Entries provided »

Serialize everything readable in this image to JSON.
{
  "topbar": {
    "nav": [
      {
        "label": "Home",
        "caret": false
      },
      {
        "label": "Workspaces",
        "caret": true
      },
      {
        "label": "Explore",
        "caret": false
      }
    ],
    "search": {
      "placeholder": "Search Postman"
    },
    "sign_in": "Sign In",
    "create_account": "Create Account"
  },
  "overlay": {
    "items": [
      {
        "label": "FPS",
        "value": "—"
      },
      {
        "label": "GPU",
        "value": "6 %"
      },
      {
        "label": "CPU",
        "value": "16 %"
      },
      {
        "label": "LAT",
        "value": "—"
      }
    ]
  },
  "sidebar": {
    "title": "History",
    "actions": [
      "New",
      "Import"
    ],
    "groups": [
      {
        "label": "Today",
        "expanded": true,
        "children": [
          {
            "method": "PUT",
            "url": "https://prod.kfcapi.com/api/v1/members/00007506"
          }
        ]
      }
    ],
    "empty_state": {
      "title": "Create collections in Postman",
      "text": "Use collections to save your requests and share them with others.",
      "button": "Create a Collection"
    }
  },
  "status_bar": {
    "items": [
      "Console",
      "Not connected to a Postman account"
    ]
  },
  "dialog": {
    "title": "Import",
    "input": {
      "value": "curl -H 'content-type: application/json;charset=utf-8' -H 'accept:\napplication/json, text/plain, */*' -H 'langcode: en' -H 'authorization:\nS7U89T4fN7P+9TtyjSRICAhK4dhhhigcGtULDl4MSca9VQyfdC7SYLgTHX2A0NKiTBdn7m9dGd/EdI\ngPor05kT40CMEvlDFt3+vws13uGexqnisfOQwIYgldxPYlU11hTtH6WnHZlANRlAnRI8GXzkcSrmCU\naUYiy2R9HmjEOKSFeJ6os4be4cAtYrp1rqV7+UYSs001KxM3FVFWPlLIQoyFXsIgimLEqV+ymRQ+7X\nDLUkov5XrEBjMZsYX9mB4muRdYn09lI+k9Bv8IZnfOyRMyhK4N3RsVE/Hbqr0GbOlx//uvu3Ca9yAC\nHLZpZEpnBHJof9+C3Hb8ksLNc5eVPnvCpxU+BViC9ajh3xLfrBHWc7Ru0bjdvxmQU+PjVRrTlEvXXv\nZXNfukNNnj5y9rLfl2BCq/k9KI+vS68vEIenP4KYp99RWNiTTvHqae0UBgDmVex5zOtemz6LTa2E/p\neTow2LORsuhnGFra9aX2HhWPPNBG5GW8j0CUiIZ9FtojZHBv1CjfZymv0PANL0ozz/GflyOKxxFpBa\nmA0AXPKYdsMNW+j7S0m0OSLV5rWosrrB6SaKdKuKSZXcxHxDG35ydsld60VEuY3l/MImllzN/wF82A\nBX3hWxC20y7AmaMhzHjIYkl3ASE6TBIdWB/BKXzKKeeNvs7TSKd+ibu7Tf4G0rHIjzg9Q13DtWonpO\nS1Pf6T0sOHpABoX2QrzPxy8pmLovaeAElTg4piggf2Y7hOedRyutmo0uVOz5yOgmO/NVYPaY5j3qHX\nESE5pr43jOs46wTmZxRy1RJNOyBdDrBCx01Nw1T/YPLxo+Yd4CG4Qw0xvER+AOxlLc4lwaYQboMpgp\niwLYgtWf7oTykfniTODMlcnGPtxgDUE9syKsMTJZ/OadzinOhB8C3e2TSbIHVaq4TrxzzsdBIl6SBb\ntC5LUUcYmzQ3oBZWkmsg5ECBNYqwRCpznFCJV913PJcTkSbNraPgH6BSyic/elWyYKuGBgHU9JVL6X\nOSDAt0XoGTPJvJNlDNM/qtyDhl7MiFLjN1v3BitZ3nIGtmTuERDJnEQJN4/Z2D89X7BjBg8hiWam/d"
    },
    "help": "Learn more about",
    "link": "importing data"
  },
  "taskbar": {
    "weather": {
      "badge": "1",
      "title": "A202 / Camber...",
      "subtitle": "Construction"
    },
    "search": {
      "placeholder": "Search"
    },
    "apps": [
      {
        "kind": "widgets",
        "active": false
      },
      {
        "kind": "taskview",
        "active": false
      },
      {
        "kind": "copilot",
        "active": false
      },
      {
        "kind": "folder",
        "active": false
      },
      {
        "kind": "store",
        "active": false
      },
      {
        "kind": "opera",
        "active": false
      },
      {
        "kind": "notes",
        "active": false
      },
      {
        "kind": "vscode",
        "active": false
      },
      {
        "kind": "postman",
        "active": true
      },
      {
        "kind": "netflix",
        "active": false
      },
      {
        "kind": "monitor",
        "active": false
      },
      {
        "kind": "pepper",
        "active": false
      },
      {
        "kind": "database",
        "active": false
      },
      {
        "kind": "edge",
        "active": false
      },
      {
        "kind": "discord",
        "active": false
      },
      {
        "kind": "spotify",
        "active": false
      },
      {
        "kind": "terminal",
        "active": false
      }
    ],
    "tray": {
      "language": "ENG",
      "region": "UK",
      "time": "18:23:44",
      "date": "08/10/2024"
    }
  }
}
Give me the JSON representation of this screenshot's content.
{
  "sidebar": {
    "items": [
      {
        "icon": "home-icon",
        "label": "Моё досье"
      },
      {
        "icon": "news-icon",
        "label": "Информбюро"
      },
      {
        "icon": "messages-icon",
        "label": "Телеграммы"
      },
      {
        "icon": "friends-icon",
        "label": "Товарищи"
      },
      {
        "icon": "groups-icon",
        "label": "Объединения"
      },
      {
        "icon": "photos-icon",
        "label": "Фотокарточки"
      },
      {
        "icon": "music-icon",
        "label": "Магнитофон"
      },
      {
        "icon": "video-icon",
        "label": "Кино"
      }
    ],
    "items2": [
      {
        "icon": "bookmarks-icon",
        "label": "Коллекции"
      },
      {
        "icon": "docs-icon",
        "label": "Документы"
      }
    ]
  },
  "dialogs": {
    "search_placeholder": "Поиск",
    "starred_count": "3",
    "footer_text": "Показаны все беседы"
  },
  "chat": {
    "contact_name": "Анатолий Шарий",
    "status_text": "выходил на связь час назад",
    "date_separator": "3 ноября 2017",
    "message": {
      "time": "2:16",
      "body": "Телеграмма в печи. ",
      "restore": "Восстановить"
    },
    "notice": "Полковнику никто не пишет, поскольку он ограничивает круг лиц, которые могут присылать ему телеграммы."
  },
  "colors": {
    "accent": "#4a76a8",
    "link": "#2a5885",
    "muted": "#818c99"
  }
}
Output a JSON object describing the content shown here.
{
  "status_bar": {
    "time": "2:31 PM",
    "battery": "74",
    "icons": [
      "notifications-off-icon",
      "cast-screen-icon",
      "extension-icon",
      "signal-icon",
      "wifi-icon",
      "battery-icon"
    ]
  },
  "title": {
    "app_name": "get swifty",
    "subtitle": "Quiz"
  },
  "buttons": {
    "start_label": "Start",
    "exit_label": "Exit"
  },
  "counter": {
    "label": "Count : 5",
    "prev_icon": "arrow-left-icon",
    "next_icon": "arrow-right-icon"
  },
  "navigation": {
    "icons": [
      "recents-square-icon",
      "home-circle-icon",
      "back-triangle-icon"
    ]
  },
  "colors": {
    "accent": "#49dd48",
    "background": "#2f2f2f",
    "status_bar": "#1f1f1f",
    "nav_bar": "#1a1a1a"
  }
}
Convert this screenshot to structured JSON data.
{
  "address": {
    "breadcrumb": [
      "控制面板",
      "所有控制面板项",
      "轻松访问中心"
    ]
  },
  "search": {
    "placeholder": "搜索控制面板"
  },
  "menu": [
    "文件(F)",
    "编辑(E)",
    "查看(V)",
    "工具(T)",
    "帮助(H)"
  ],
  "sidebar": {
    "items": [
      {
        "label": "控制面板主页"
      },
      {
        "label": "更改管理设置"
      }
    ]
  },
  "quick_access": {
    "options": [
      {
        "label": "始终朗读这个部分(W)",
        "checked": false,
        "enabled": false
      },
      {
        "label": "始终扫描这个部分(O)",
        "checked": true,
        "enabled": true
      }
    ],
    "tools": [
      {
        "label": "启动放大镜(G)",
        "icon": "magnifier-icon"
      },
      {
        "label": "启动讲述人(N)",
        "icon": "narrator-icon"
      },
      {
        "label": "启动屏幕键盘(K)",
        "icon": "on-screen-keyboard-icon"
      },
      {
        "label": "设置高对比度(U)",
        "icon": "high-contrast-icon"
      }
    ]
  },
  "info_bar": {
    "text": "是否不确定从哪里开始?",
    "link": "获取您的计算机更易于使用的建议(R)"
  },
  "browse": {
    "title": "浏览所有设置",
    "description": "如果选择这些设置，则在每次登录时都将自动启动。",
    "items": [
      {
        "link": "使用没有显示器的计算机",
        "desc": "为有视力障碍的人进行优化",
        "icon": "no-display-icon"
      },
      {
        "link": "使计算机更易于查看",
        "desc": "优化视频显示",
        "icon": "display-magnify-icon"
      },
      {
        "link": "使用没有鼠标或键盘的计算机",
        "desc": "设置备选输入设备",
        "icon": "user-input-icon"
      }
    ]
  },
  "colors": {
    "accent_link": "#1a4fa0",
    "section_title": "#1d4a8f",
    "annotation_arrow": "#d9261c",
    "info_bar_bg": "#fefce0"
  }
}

Task » For this exercise, gather every line of the data that contains the word "true".

Expected answer »
        "caret": true
        "expanded": true,
        "active": true
        "checked": true,
        "enabled": true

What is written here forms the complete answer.